_PROBLEM TO WORK ON_: Quote, without change, all of the lines that follow.
— start of PROVIDED RECORDS —
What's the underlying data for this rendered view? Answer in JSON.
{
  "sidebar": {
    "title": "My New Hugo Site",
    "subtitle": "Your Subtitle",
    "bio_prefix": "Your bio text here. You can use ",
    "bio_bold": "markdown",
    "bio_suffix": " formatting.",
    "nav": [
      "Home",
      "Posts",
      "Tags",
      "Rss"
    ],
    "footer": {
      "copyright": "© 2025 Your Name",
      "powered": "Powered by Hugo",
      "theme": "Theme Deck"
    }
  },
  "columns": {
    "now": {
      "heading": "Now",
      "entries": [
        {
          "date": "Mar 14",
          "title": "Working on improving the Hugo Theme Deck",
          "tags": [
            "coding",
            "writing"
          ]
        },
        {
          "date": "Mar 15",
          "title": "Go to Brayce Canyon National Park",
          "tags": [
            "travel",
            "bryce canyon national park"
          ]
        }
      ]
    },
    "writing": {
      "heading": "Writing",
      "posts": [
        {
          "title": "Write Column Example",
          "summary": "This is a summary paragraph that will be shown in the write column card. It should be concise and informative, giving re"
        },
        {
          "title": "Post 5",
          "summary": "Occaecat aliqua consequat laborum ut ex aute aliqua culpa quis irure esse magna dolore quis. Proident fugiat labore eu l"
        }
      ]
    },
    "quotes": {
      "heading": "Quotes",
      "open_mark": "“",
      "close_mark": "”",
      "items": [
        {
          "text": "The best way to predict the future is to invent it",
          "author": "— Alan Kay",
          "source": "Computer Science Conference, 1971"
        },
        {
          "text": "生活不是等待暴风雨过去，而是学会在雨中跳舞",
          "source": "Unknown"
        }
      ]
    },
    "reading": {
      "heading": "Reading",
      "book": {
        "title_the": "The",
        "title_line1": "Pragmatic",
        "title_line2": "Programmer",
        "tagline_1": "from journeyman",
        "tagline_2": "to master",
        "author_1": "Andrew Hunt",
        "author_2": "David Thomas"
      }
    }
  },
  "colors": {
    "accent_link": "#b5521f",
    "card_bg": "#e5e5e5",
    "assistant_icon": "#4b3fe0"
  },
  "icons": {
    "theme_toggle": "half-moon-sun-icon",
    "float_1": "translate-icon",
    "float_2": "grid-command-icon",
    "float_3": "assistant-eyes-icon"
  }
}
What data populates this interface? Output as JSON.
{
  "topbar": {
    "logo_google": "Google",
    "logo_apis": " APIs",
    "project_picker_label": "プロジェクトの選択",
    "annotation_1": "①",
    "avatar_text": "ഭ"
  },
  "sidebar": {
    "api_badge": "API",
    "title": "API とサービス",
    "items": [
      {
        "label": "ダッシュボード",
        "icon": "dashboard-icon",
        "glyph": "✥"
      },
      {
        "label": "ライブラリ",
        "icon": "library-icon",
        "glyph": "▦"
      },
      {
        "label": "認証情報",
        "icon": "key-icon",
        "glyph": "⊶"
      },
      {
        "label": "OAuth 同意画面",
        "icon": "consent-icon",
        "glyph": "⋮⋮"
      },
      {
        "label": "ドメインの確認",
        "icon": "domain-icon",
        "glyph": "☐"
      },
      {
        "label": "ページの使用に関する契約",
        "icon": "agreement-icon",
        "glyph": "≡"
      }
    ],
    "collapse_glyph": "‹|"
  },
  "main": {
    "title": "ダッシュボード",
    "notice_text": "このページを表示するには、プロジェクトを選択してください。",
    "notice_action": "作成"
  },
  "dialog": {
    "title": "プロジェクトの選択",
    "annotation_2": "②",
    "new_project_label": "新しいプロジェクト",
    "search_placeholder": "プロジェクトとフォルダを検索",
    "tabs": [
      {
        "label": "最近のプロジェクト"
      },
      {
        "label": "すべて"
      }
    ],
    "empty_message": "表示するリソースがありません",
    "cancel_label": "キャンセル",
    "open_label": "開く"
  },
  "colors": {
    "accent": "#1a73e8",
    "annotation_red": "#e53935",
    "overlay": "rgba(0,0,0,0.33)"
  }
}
— end of PROVIDED RECORDS —
_EXERCISE SOLUTION_:
What's the underlying data for this rendered view? Answer in JSON.
{
  "sidebar": {
    "title": "My New Hugo Site",
    "subtitle": "Your Subtitle",
    "bio_prefix": "Your bio text here. You can use ",
    "bio_bold": "markdown",
    "bio_suffix": " formatting.",
    "nav": [
      "Home",
      "Posts",
      "Tags",
      "Rss"
    ],
    "footer": {
      "copyright": "© 2025 Your Name",
      "powered": "Powered by Hugo",
      "theme": "Theme Deck"
    }
  },
  "columns": {
    "now": {
      "heading": "Now",
      "entries": [
        {
          "date": "Mar 14",
          "title": "Working on improving the Hugo Theme Deck",
          "tags": [
            "coding",
            "writing"
          ]
        },
        {
          "date": "Mar 15",
          "title": "Go to Brayce Canyon National Park",
          "tags": [
            "travel",
            "bryce canyon national park"
          ]
        }
      ]
    },
    "writing": {
      "heading": "Writing",
      "posts": [
        {
          "title": "Write Column Example",
          "summary": "This is a summary paragraph that will be shown in the write column card. It should be concise and informative, giving re"
        },
        {
          "title": "Post 5",
          "summary": "Occaecat aliqua consequat laborum ut ex aute aliqua culpa quis irure esse magna dolore quis. Proident fugiat labore eu l"
        }
      ]
    },
    "quotes": {
      "heading": "Quotes",
      "open_mark": "“",
      "close_mark": "”",
      "items": [
        {
          "text": "The best way to predict the future is to invent it",
          "author": "— Alan Kay",
          "source": "Computer Science Conference, 1971"
        },
        {
          "text": "生活不是等待暴风雨过去，而是学会在雨中跳舞",
          "source": "Unknown"
        }
      ]
    },
    "reading": {
      "heading": "Reading",
      "book": {
        "title_the": "The",
        "title_line1": "Pragmatic",
        "title_line2": "Programmer",
        "tagline_1": "from journeyman",
        "tagline_2": "to master",
        "author_1": "Andrew Hunt",
        "author_2": "David Thomas"
      }
    }
  },
  "colors": {
    "accent_link": "#b5521f",
    "card_bg": "#e5e5e5",
    "assistant_icon": "#4b3fe0"
  },
  "icons": {
    "theme_toggle": "half-moon-sun-icon",
    "float_1": "translate-icon",
    "float_2": "grid-command-icon",
    "float_3": "assistant-eyes-icon"
  }
}
What data populates this interface? Output as JSON.
{
  "topbar": {
    "logo_google": "Google",
    "logo_apis": " APIs",
    "project_picker_label": "プロジェクトの選択",
    "annotation_1": "①",
    "avatar_text": "ഭ"
  },
  "sidebar": {
    "api_badge": "API",
    "title": "API とサービス",
    "items": [
      {
        "label": "ダッシュボード",
        "icon": "dashboard-icon",
        "glyph": "✥"
      },
      {
        "label": "ライブラリ",
        "icon": "library-icon",
        "glyph": "▦"
      },
      {
        "label": "認証情報",
        "icon": "key-icon",
        "glyph": "⊶"
      },
      {
        "label": "OAuth 同意画面",
        "icon": "consent-icon",
        "glyph": "⋮⋮"
      },
      {
        "label": "ドメインの確認",
        "icon": "domain-icon",
        "glyph": "☐"
      },
      {
        "label": "ページの使用に関する契約",
        "icon": "agreement-icon",
        "glyph": "≡"
      }
    ],
    "collapse_glyph": "‹|"
  },
  "main": {
    "title": "ダッシュボード",
    "notice_text": "このページを表示するには、プロジェクトを選択してください。",
    "notice_action": "作成"
  },
  "dialog": {
    "title": "プロジェクトの選択",
    "annotation_2": "②",
    "new_project_label": "新しいプロジェクト",
    "search_placeholder": "プロジェクトとフォルダを検索",
    "tabs": [
      {
        "label": "最近のプロジェクト"
      },
      {
        "label": "すべて"
      }
    ],
    "empty_message": "表示するリソースがありません",
    "cancel_label": "キャンセル",
    "open_label": "開く"
  },
  "colors": {
    "accent": "#1a73e8",
    "annotation_red": "#e53935",
    "overlay": "rgba(0,0,0,0.33)"
  }
}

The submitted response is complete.